* **Work to complete**: Locate the word "komunikan" in the data below, then copy every line that holds it.

>> Begin

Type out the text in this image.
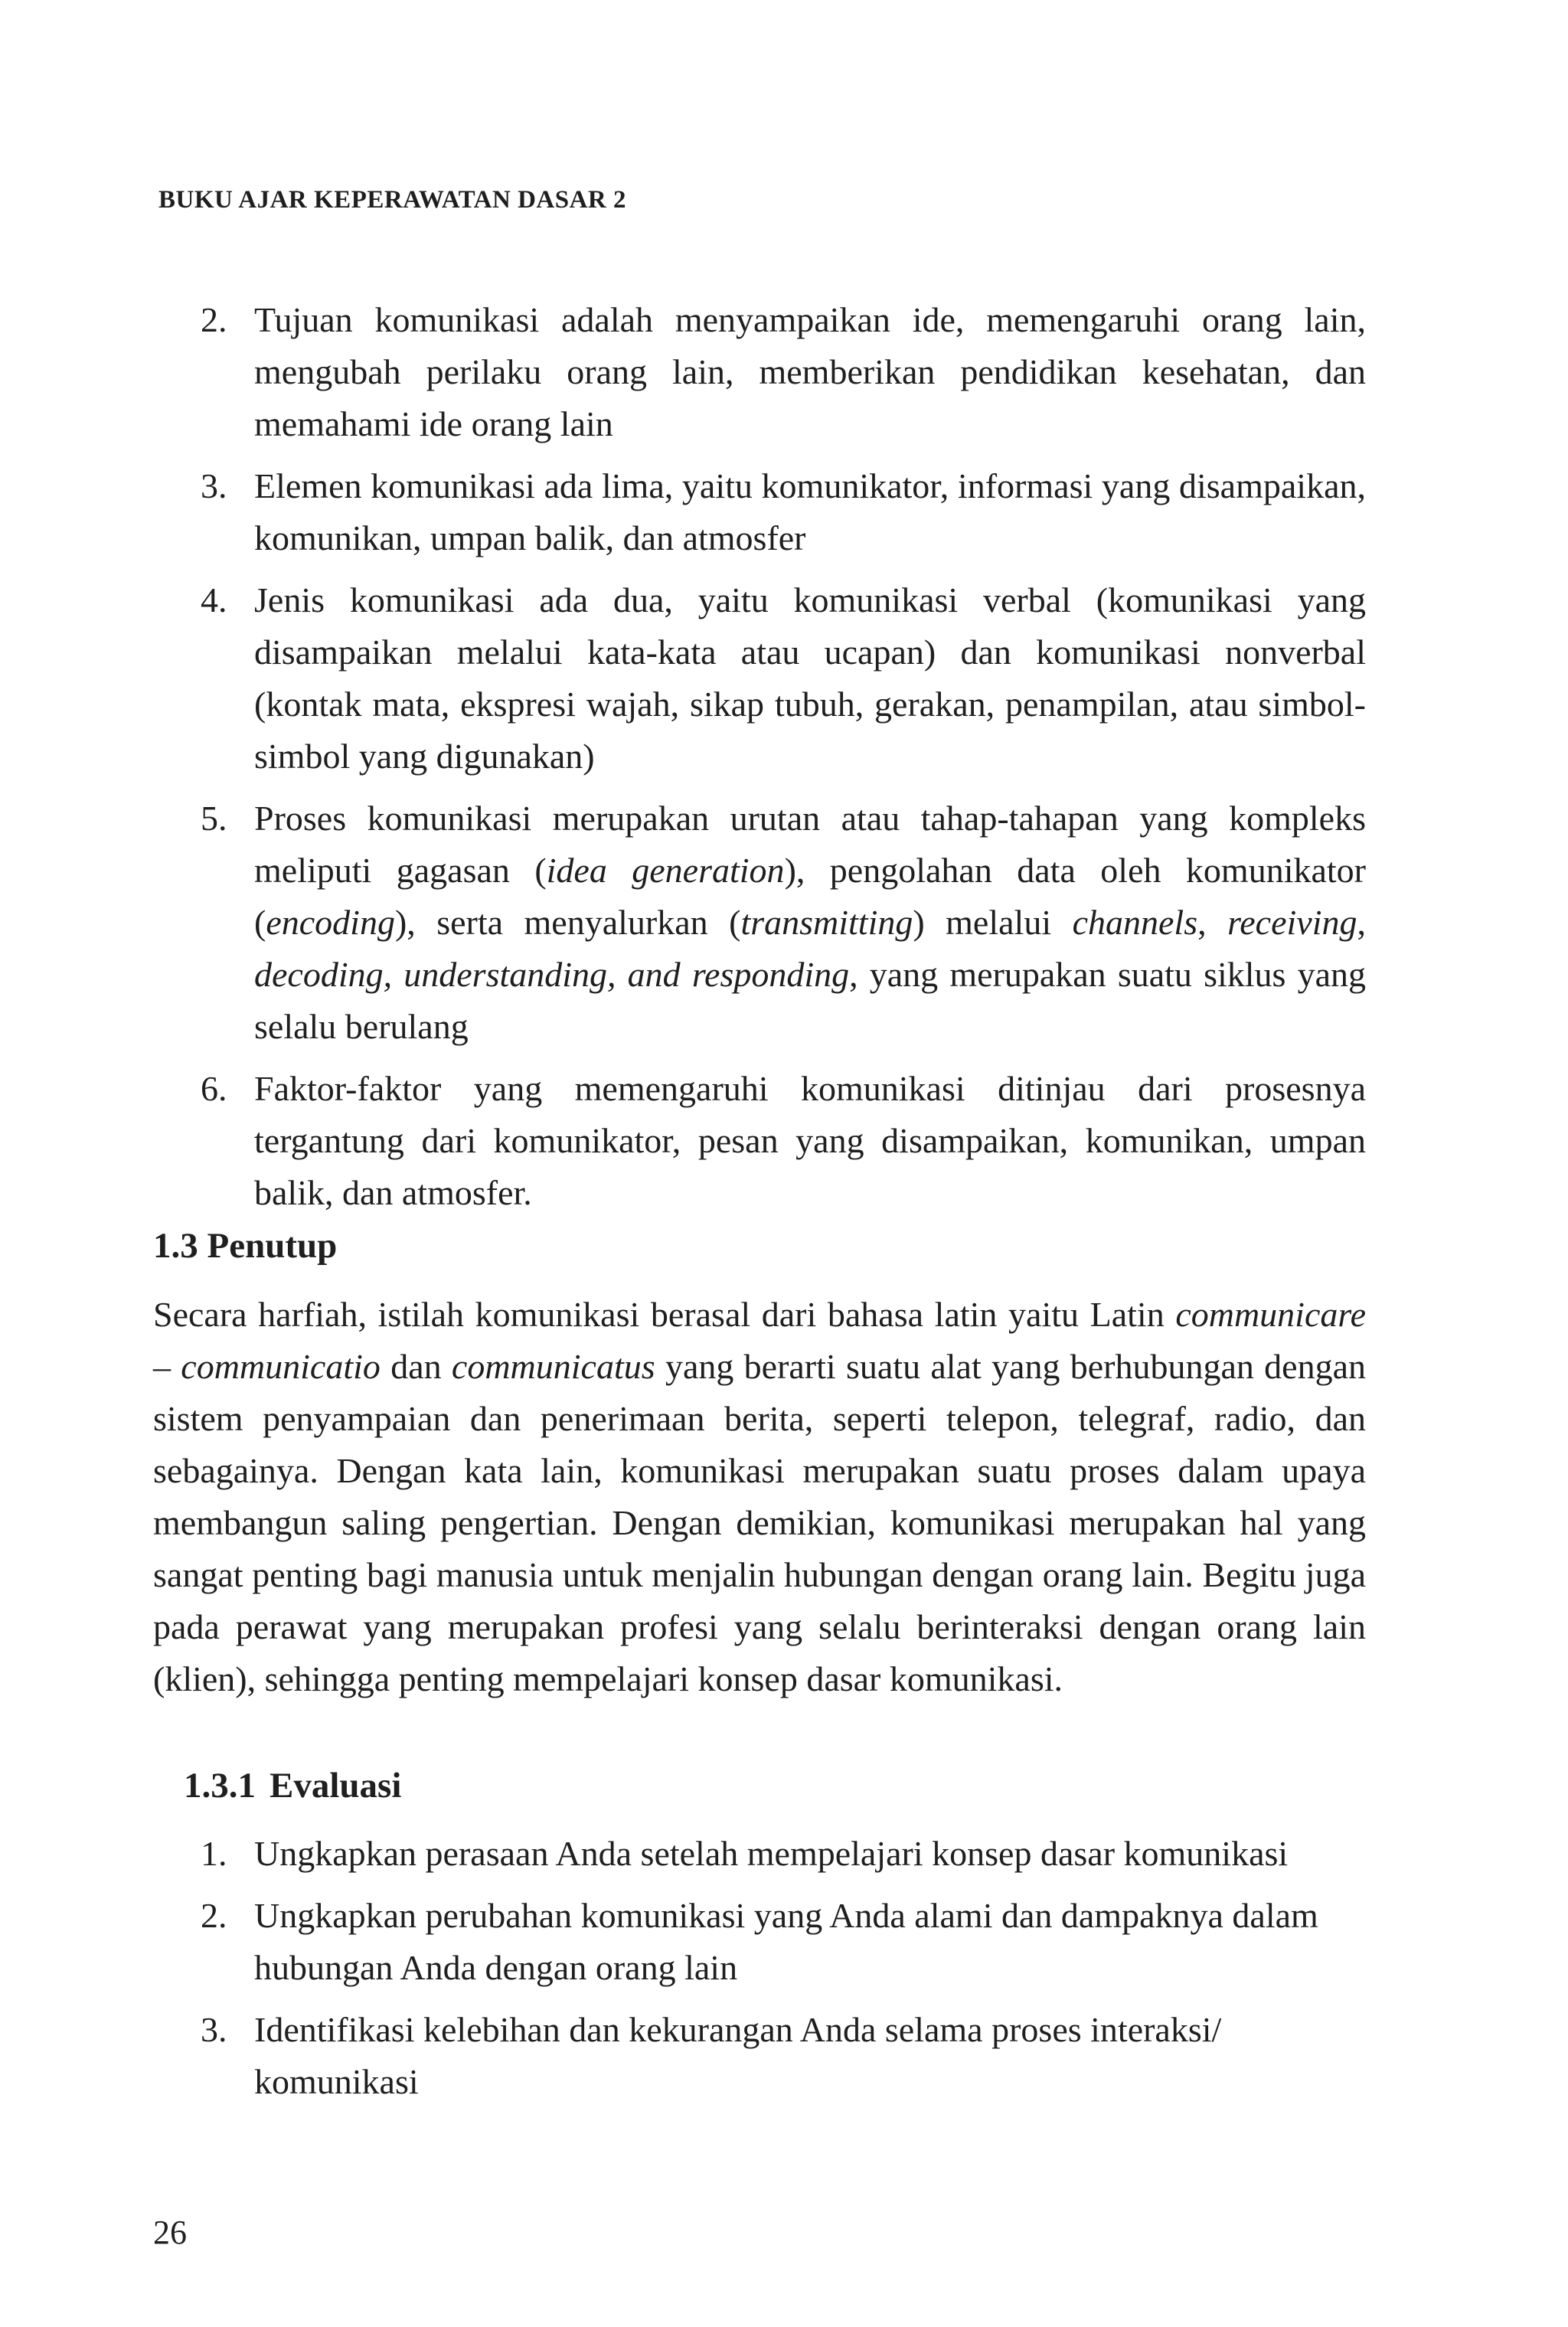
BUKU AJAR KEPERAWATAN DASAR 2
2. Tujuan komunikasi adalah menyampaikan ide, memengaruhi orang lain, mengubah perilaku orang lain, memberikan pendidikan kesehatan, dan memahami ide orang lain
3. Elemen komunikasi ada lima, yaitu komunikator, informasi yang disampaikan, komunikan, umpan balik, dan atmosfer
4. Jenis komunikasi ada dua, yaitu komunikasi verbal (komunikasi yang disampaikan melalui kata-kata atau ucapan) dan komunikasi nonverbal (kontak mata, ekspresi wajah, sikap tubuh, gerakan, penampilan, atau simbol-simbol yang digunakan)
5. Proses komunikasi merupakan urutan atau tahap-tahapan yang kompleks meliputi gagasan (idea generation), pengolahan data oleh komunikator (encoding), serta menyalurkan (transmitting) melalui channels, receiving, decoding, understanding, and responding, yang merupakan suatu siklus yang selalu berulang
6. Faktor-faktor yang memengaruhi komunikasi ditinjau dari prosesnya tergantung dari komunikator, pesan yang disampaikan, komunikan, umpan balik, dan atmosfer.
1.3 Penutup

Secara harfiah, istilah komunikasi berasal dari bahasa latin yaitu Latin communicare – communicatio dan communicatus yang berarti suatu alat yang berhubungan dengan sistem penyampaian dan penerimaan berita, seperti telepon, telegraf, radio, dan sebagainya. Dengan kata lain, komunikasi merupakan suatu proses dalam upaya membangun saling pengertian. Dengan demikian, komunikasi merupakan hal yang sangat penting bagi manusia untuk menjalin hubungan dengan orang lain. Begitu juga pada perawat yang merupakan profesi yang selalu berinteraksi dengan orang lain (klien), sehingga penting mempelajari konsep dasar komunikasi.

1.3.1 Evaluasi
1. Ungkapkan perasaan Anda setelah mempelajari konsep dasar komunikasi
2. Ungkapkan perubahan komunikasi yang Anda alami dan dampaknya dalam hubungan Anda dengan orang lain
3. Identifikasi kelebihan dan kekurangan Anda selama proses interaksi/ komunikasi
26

>> End

* **Problem solution**:
3. Elemen komunikasi ada lima, yaitu komunikator, informasi yang disampaikan, komunikan, umpan balik, dan atmosfer
6. Faktor-faktor yang memengaruhi komunikasi ditinjau dari prosesnya tergantung dari komunikator, pesan yang disampaikan, komunikan, umpan balik, dan atmosfer.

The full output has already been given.